**Task details**
Pick out the lines containing "계획입니다".

**Material to process**
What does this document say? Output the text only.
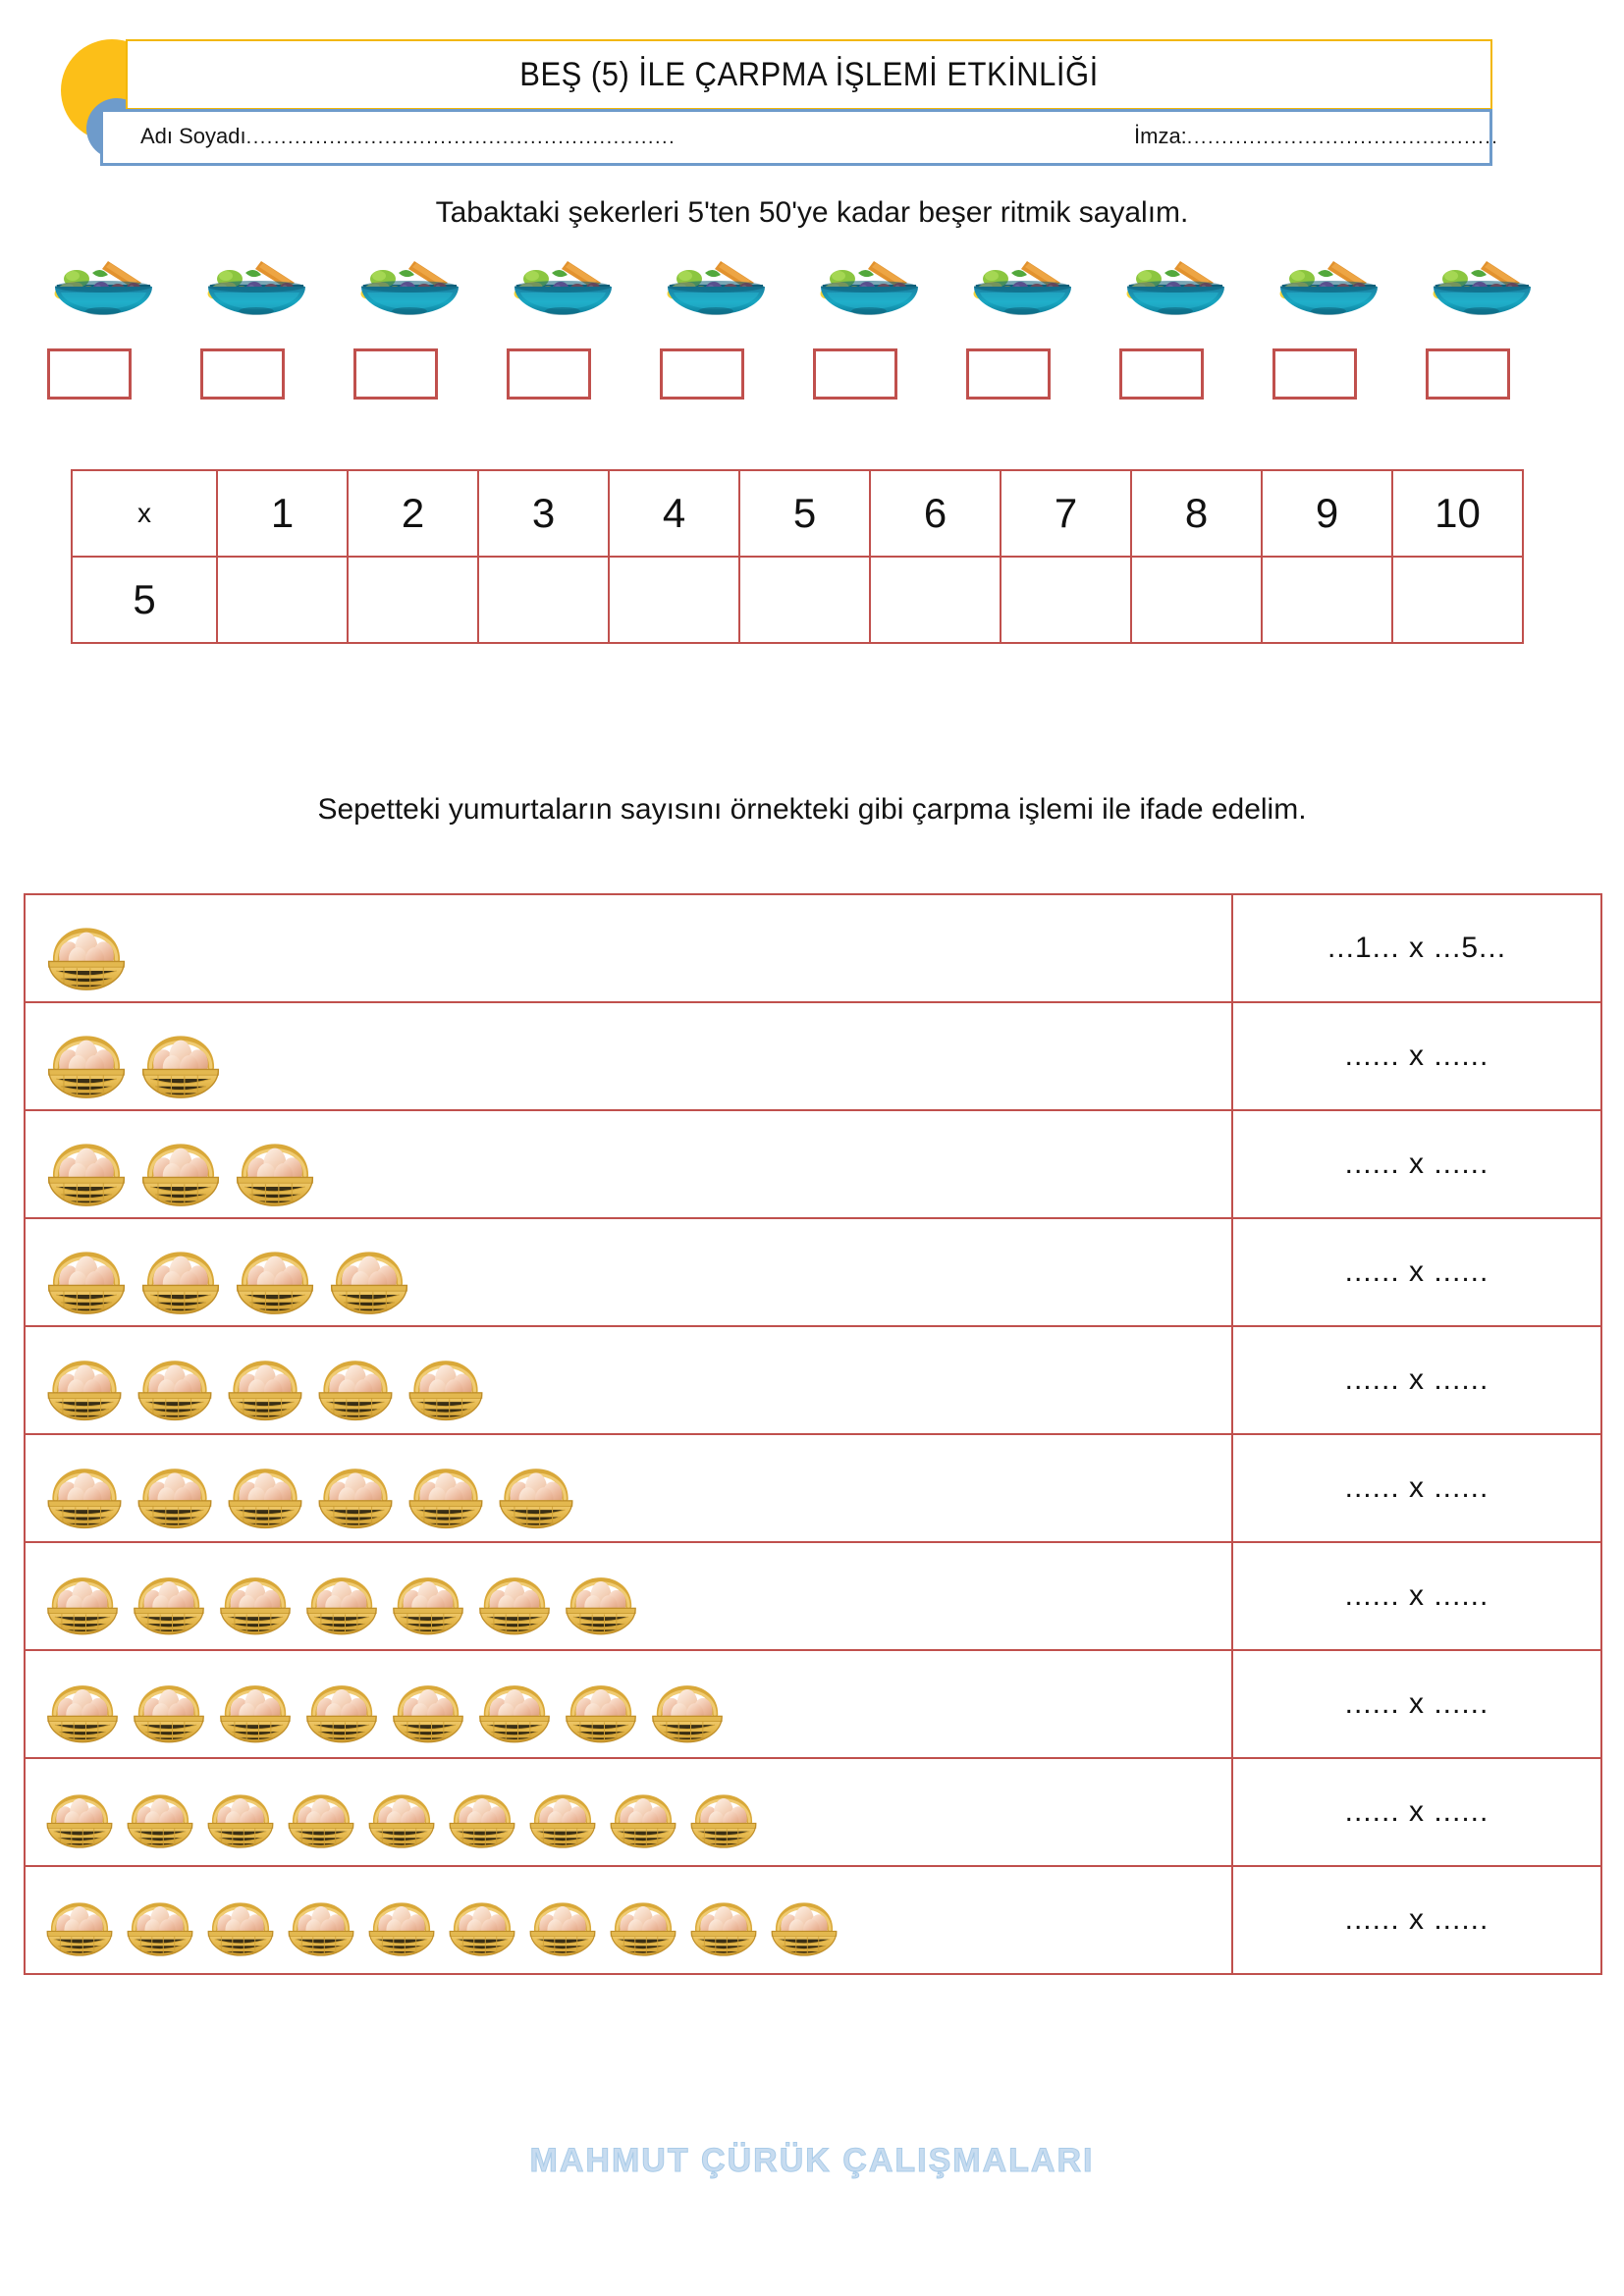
BEŞ (5) İLE ÇARPMA İŞLEMİ ETKİNLİĞİ
Adı Soyadı..............................................................	İmza:.............................................
Tabaktaki şekerleri 5'ten 50'ye kadar beşer ritmik sayalım.
x	1	2	3	4	5	6	7	8	9	10
5										
Sepetteki yumurtaların sayısını örnekteki gibi çarpma işlemi ile ifade edelim.
	...1... x ...5...

	...... x ......

	...... x ......

	...... x ......

	...... x ......

	...... x ......

	...... x ......

	...... x ......

	...... x ......

	...... x ......
MAHMUT ÇÜRÜK ÇALIŞMALARI
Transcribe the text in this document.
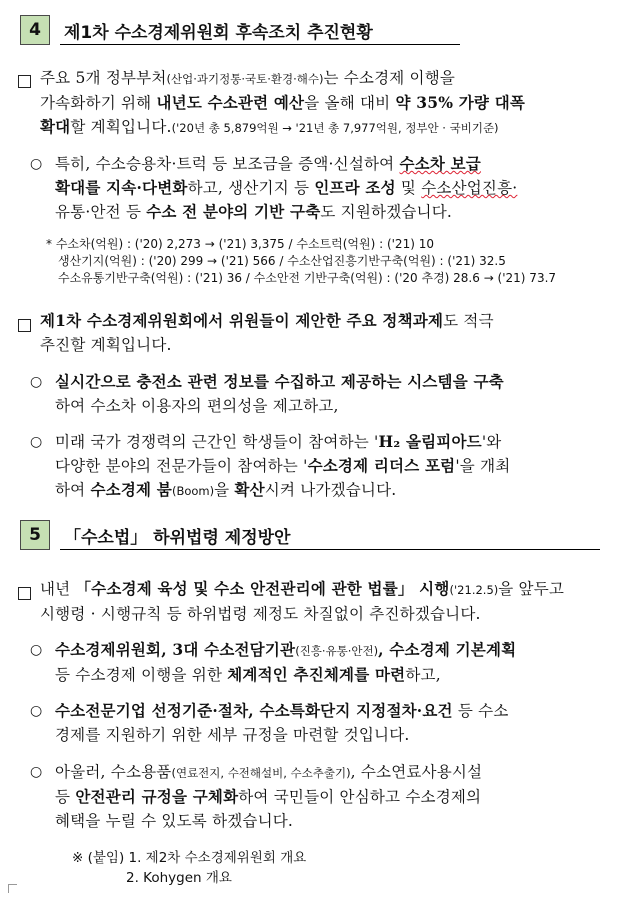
4	제1차 수소경제위원회 후속조치 추진현황
주요 5개 정부부처(산업·과기정통·국토·환경·해수)는 수소경제 이행을
가속화하기 위해 내년도 수소관련 예산을 올해 대비 약 35% 가량 대폭
확대할 계획입니다.('20년 총 5,879억원 → '21년 총 7,977억원, 정부안 · 국비기준)
○ 특히, 수소승용차·트럭 등 보조금을 증액·신설하여 수소차 보급
확대를 지속·다변화하고, 생산기지 등 인프라 조성 및 수소산업진흥·
유통·안전 등 수소 전 분야의 기반 구축도 지원하겠습니다.
* 수소차(억원) : ('20) 2,273 → ('21) 3,375 / 수소트럭(억원) : ('21) 10
생산기지(억원) : ('20) 299 → ('21) 566 / 수소산업진흥기반구축(억원) : ('21) 32.5
수소유통기반구축(억원) : ('21) 36 / 수소안전 기반구축(억원) : ('20 추경) 28.6 → ('21) 73.7
제1차 수소경제위원회에서 위원들이 제안한 주요 정책과제도 적극
추진할 계획입니다.
○ 실시간으로 충전소 관련 정보를 수집하고 제공하는 시스템을 구축
하여 수소차 이용자의 편의성을 제고하고,
○ 미래 국가 경쟁력의 근간인 학생들이 참여하는 'H₂ 올림피아드'와
다양한 분야의 전문가들이 참여하는 '수소경제 리더스 포럼'을 개최
하여 수소경제 붐(Boom)을 확산시켜 나가겠습니다.
5	「수소법」 하위법령 제정방안
내년 「수소경제 육성 및 수소 안전관리에 관한 법률」 시행('21.2.5)을 앞두고
시행령 · 시행규칙 등 하위법령 제정도 차질없이 추진하겠습니다.
○ 수소경제위원회, 3대 수소전담기관(진흥·유통·안전), 수소경제 기본계획
등 수소경제 이행을 위한 체계적인 추진체계를 마련하고,
○ 수소전문기업 선정기준·절차, 수소특화단지 지정절차·요건 등 수소
경제를 지원하기 위한 세부 규정을 마련할 것입니다.
○ 아울러, 수소용품(연료전지, 수전해설비, 수소추출기), 수소연료사용시설
등 안전관리 규정을 구체화하여 국민들이 안심하고 수소경제의
혜택을 누릴 수 있도록 하겠습니다.
※ (붙임) 1. 제2차 수소경제위원회 개요
2. Kohygen 개요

**Solved exercise**
확대할 계획입니다.('20년 총 5,879억원 → '21년 총 7,977억원, 정부안 · 국비기준)
추진할 계획입니다.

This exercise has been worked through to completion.